▶ [REQUIRED WORK] Copy out each line featuring the string "Комсомольская" from the entries beneath.

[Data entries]
....................

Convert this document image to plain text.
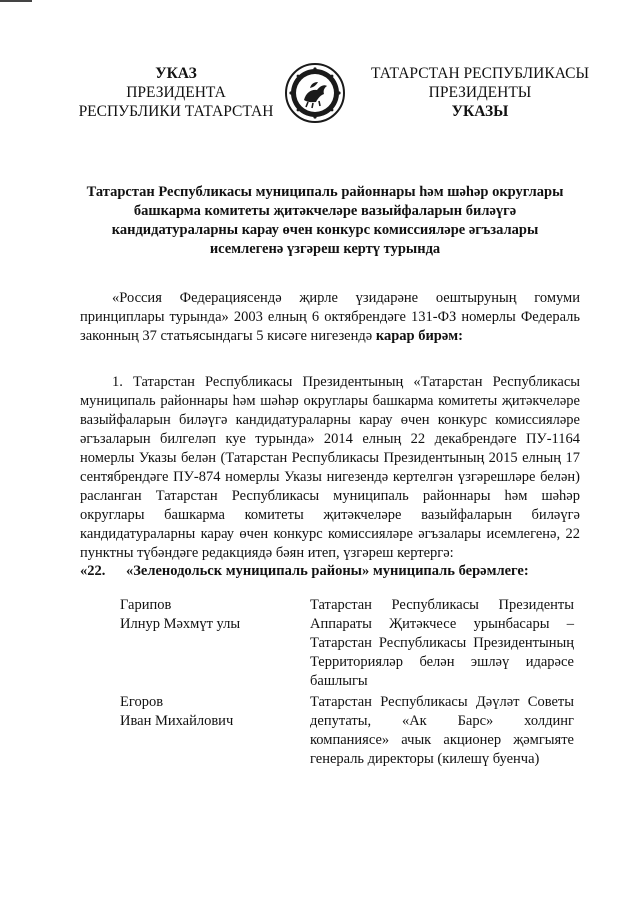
УКАЗ
ПРЕЗИДЕНТА
РЕСПУБЛИКИ ТАТАРСТАН
ТАТАРСТАН РЕСПУБЛИКАСЫ
ПРЕЗИДЕНТЫ
УКАЗЫ
Татарстан Республикасы муниципаль районнары һәм шәһәр округлары
башкарма комитеты җитәкчеләре вазыйфаларын биләүгә
кандидатураларны карау өчен конкурс комиссияләре әгъзалары
исемлегенә үзгәреш кертү турында
«Россия Федерациясендә җирле үзидарәне оештыруның гомуми принциплары турында» 2003 елның 6 октябрендәге 131-ФЗ номерлы Федераль законның 37 статьясындагы 5 кисәге нигезендә карар бирәм:
1. Татарстан Республикасы Президентының «Татарстан Республикасы муниципаль районнары һәм шәһәр округлары башкарма комитеты җитәкчеләре вазыйфаларын биләүгә кандидатураларны карау өчен конкурс комиссияләре әгъзаларын билгеләп куе турында» 2014 елның 22 декабрендәге ПУ-1164 номерлы Указы белән (Татарстан Республикасы Президентының 2015 елның 17 сентябрендәге ПУ-874 номерлы Указы нигезендә кертелгән үзгәрешләре белән) расланган Татарстан Республикасы муниципаль районнары һәм шәһәр округлары башкарма комитеты җитәкчеләре вазыйфаларын биләүгә кандидатураларны карау өчен конкурс комиссияләре әгъзалары исемлегенә, 22 пунктны түбәндәге редакциядә бәян итеп, үзгәреш кертергә:
«22. «Зеленодольск муниципаль районы» муниципаль берәмлеге:
Гарипов
Илнур Мәхмүт улы
Татарстан Республикасы Президенты Аппараты Җитәкчесе урынбасары – Татарстан Республикасы Президентының Территорияләр белән эшләү идарәсе башлыгы
Егоров
Иван Михайлович
Татарстан Республикасы Дәүләт Советы депутаты, «Ак Барс» холдинг компаниясе» ачык акционер җәмгыяте генераль директоры (килешү буенча)
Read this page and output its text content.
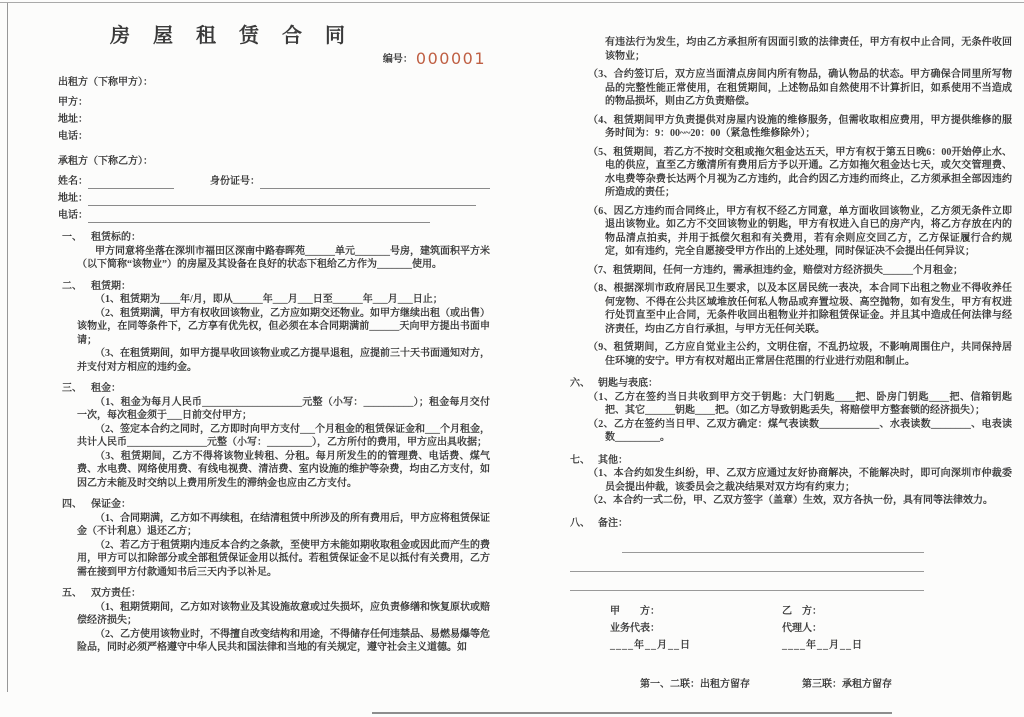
房 屋 租 赁 合 同
编号： 000001
出租方（下称甲方）：
甲方：
地址：
电话：
承租方（下称乙方）：
姓名：	身份证号：
地址：
电话：
一、 租赁标的：

甲方同意将坐落在深圳市福田区深南中路春晖苑______单元_______号房，建筑面积平方米（以下简称“该物业”）的房屋及其设备在良好的状态下租给乙方作为_______使用。

二、 租赁期：

（1、租赁期为____年/月，即从______年___月___日至______年___月___日止；

（2、租赁期满，甲方有权收回该物业，乙方应如期交还物业。如甲方继续出租（或出售）该物业，在同等条件下，乙方享有优先权，但必须在本合同期满前______天向甲方提出书面申请；

（3、在租赁期间，如甲方提早收回该物业或乙方提早退租，应提前三十天书面通知对方，并支付对方相应的违约金。

三、 租金：

（1、租金为每月人民币____________________元整（小写：__________）；租金每月交付一次，每次租金须于___日前交付甲方；

（2、签定本合约之同时，乙方即时向甲方支付___个月租金的租赁保证金和___个月租金，共计人民币________________元整（小写：_________），乙方所付的费用，甲方应出具收据；

（3、租赁期间，乙方不得将该物业转租、分租。每月所发生的的管理费、电话费、煤气费、水电费、网络使用费、有线电视费、清洁费、室内设施的维护等杂费，均由乙方支付，如因乙方未能及时交纳以上费用所发生的滞纳金也应由乙方支付。

四、 保证金：

（1、合同期满，乙方如不再续租，在结清租赁中所涉及的所有费用后，甲方应将租赁保证金（不计利息）退还乙方；

（2、若乙方于租赁期内违反本合约之条款，至使甲方未能如期收取租金或因此而产生的费用，甲方可以扣除部分或全部租赁保证金用以抵付。若租赁保证金不足以抵付有关费用，乙方需在接到甲方付款通知书后三天内予以补足。

五、 双方责任：

（1、租期赁期间，乙方如对该物业及其设施故意或过失损坏，应负责修缮和恢复原状或赔偿经济损失；

（2、乙方使用该物业时，不得擅自改变结构和用途，不得储存任何违禁品、易燃易爆等危险品，同时必须严格遵守中华人民共和国法律和当地的有关规定，遵守社会主义道德。如

有违法行为发生，均由乙方承担所有因面引致的法律责任，甲方有权中止合同，无条件收回该物业；

（3、合约签订后，双方应当面清点房间内所有物品，确认物品的状态。甲方确保合同里所写物品的完整性能正常使用，在租赁期间，上述物品如自然使用不计算折旧，如系使用不当造成的物品损坏，则由乙方负责赔偿。

（4、租赁期间甲方负责提供对房屋内设施的维修服务，但需收取相应费用，甲方提供维修的服务时间为：9：00~~20：00（紧急性维修除外）；

（5、租赁期间，若乙方不按时交租或拖欠租金达五天，甲方有权于第五日晚6：00开始停止水、电的供应，直至乙方缴清所有费用后方予以开通。乙方如拖欠租金达七天，或欠交管理费、水电费等杂费长达两个月视为乙方违约，此合约因乙方违约而终止，乙方须承担全部因违约所造成的责任；

（6、因乙方违约而合同终止，甲方有权不经乙方同意，单方面收回该物业，乙方须无条件立即退出该物业。如乙方不交回该物业的钥匙，甲方有权进入自已的房产内，将乙方存放在内的物品清点拍卖，并用于抵偿欠租和有关费用，若有余则应交回乙方，乙方保证履行合约规定，如有违约，完全自愿接受甲方作出的上述处理，同时保证决不会提出任何异议；

（7、租赁期间，任何一方违约，需承担违约金，赔偿对方经济损失______个月租金；

（8、根据深圳市政府居民卫生要求，以及本区居民统一表决，本合同下出租之物业不得收养任何宠物、不得在公共区域堆放任何私人物品或弃置垃圾、高空抛物，如有发生，甲方有权进行处罚直至中止合同，无条件收回出租物业并扣除租赁保证金。并且其中造成任何法律与经济责任，均由乙方自行承担，与甲方无任何关联。

（9、租赁期间，乙方应自觉业主公约，文明住宿，不乱扔垃圾，不影响周围住户，共同保持居住环境的安宁。甲方有权对超出正常居住范围的行业进行劝阻和制止。

六、 钥匙与表底：

（1、乙方在签约当日共收到甲方交于钥匙：大门钥匙____把、卧房门钥匙____把、信箱钥匙把、其它______钥匙____把。（如乙方导致钥匙丢失，将赔偿甲方整套锁的经济损失）；

（2、乙方在签约当日甲、乙双方确定：煤气表读数____________、水表读数________、电表读数_________。

七、 其他：

（1、本合约如发生纠纷，甲、乙双方应通过友好协商解决，不能解决时，即可向深圳市仲裁委员会提出仲裁，该委员会之裁决结果对双方均有约束力；

（2、本合约一式二份，甲、乙双方签字（盖章）生效，双方各执一份，具有同等法律效力。

八、 备注：
甲　　方：	乙　方：
业务代表：	代理人：
____年__月__日	____年__月__日
第一、二联：出租方留存	第三联：承租方留存
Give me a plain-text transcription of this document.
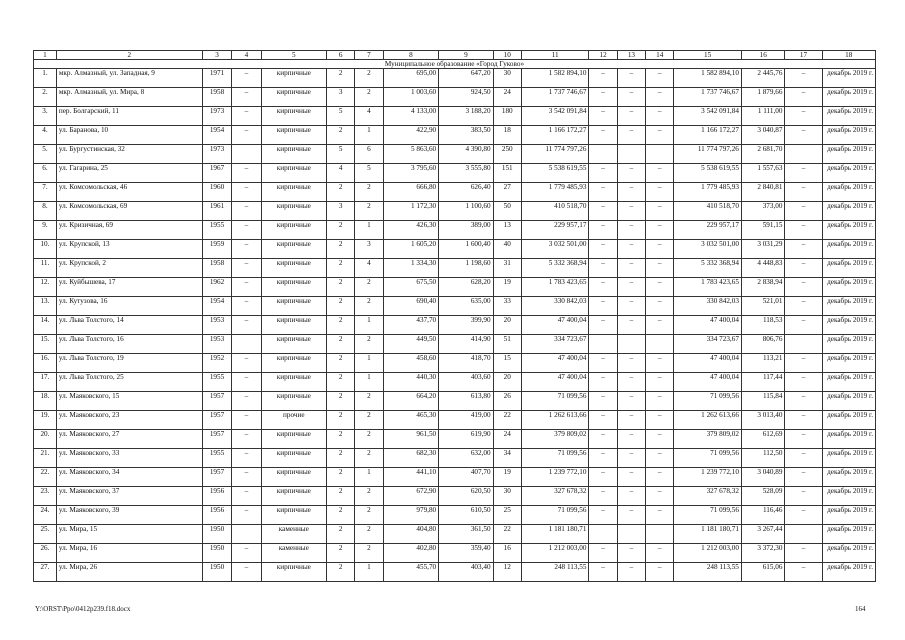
1	2	3	4	5	6	7	8	9	10	11	12	13	14	15	16	17	18
Муниципальное образование «Город Гуково»																	
1.	мкр. Алмазный, ул. Западная, 9	1971	–	кирпичные	2	2	695,00	647,20	30	1 582 894,10	–	–	–	1 582 894,10	2 445,76	–	декабрь 2019 г.
2.	мкр. Алмазный, ул. Мира, 8	1958	–	кирпичные	3	2	1 003,60	924,50	24	1 737 746,67	–	–	–	1 737 746,67	1 879,66	–	декабрь 2019 г.
3.	пер. Болгарский, 11	1973	–	кирпичные	5	4	4 133,00	3 188,20	180	3 542 091,84	–	–	–	3 542 091,84	1 111,00	–	декабрь 2019 г.
4.	ул. Баранова, 10	1954	–	кирпичные	2	1	422,90	383,50	18	1 166 172,27	–	–	–	1 166 172,27	3 040,87	–	декабрь 2019 г.
5.	ул. Бургустинская, 32	1973		кирпичные	5	6	5 863,60	4 390,80	250	11 774 797,26				11 774 797,26	2 681,70		декабрь 2019 г.
6.	ул. Гагарина, 25	1967	–	кирпичные	4	5	3 795,60	3 555,80	151	5 538 619,55	–	–	–	5 538 619,55	1 557,63	–	декабрь 2019 г.
7.	ул. Комсомольская, 46	1960	–	кирпичные	2	2	666,80	626,40	27	1 779 485,93	–	–	–	1 779 485,93	2 840,81	–	декабрь 2019 г.
8.	ул. Комсомольская, 69	1961	–	кирпичные	3	2	1 172,30	1 100,60	50	410 518,70	–	–	–	410 518,70	373,00	–	декабрь 2019 г.
9.	ул. Кризичная, 69	1955	–	кирпичные	2	1	426,30	389,00	13	229 957,17	–	–	–	229 957,17	591,15	–	декабрь 2019 г.
10.	ул. Крупской, 13	1959	–	кирпичные	2	3	1 605,20	1 600,40	40	3 032 501,00	–	–	–	3 032 501,00	3 031,29	–	декабрь 2019 г.
11.	ул. Крупской, 2	1958	–	кирпичные	2	4	1 334,30	1 198,60	31	5 332 368,94	–	–	–	5 332 368,94	4 448,83	–	декабрь 2019 г.
12.	ул. Куйбышева, 17	1962	–	кирпичные	2	2	675,50	628,20	19	1 783 423,65	–	–	–	1 783 423,65	2 838,94	–	декабрь 2019 г.
13.	ул. Кутузова, 16	1954	–	кирпичные	2	2	690,40	635,00	33	330 842,03	–	–	–	330 842,03	521,01	–	декабрь 2019 г.
14.	ул. Льва Толстого, 14	1953	–	кирпичные	2	1	437,70	399,90	20	47 400,04	–	–	–	47 400,04	118,53	–	декабрь 2019 г.
15.	ул. Льва Толстого, 16	1953		кирпичные	2	2	449,50	414,90	51	334 723,67				334 723,67	806,76		декабрь 2019 г.
16.	ул. Льва Толстого, 19	1952	–	кирпичные	2	1	458,60	418,70	15	47 400,04	–	–	–	47 400,04	113,21	–	декабрь 2019 г.
17.	ул. Льва Толстого, 25	1955	–	кирпичные	2	1	440,30	403,60	20	47 400,04	–	–	–	47 400,04	117,44	–	декабрь 2019 г.
18.	ул. Маяковского, 15	1957	–	кирпичные	2	2	664,20	613,80	26	71 099,56	–	–	–	71 099,56	115,84	–	декабрь 2019 г.
19.	ул. Маяковского, 23	1957	–	прочие	2	2	465,30	419,00	22	1 262 613,66	–	–	–	1 262 613,66	3 013,40	–	декабрь 2019 г.
20.	ул. Маяковского, 27	1957	–	кирпичные	2	2	961,50	619,90	24	379 809,02	–	–	–	379 809,02	612,69	–	декабрь 2019 г.
21.	ул. Маяковского, 33	1955	–	кирпичные	2	2	682,30	632,00	34	71 099,56	–	–	–	71 099,56	112,50	–	декабрь 2019 г.
22.	ул. Маяковского, 34	1957	–	кирпичные	2	1	441,10	407,70	19	1 239 772,10	–	–	–	1 239 772,10	3 040,89	–	декабрь 2019 г.
23.	ул. Маяковского, 37	1956	–	кирпичные	2	2	672,90	620,50	30	327 678,32	–	–	–	327 678,32	528,09	–	декабрь 2019 г.
24.	ул. Маяковского, 39	1956	–	кирпичные	2	2	979,80	610,50	25	71 099,56	–	–	–	71 099,56	116,46	–	декабрь 2019 г.
25.	ул. Мира, 15	1950		каменные	2	2	404,80	361,50	22	1 181 180,71				1 181 180,71	3 267,44		декабрь 2019 г.
26.	ул. Мира, 16	1950	–	каменные	2	2	402,80	359,40	16	1 212 003,00	–	–	–	1 212 003,00	3 372,30	–	декабрь 2019 г.
27.	ул. Мира, 26	1950	–	кирпичные	2	1	455,70	403,40	12	248 113,55	–	–	–	248 113,55	615,06	–	декабрь 2019 г.
Y:\ORST\Ppo\0412p239.f18.docx	164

....................

▶ [SOLVED EXERCISE]
7.	ул. Комсомольская, 46	1960	–	кирпичные	2	2	666,80	626,40	27	1 779 485,93	–	–	–	1 779 485,93	2 840,81	–	декабрь 2019 г.
8.	ул. Комсомольская, 69	1961	–	кирпичные	3	2	1 172,30	1 100,60	50	410 518,70	–	–	–	410 518,70	373,00	–	декабрь 2019 г.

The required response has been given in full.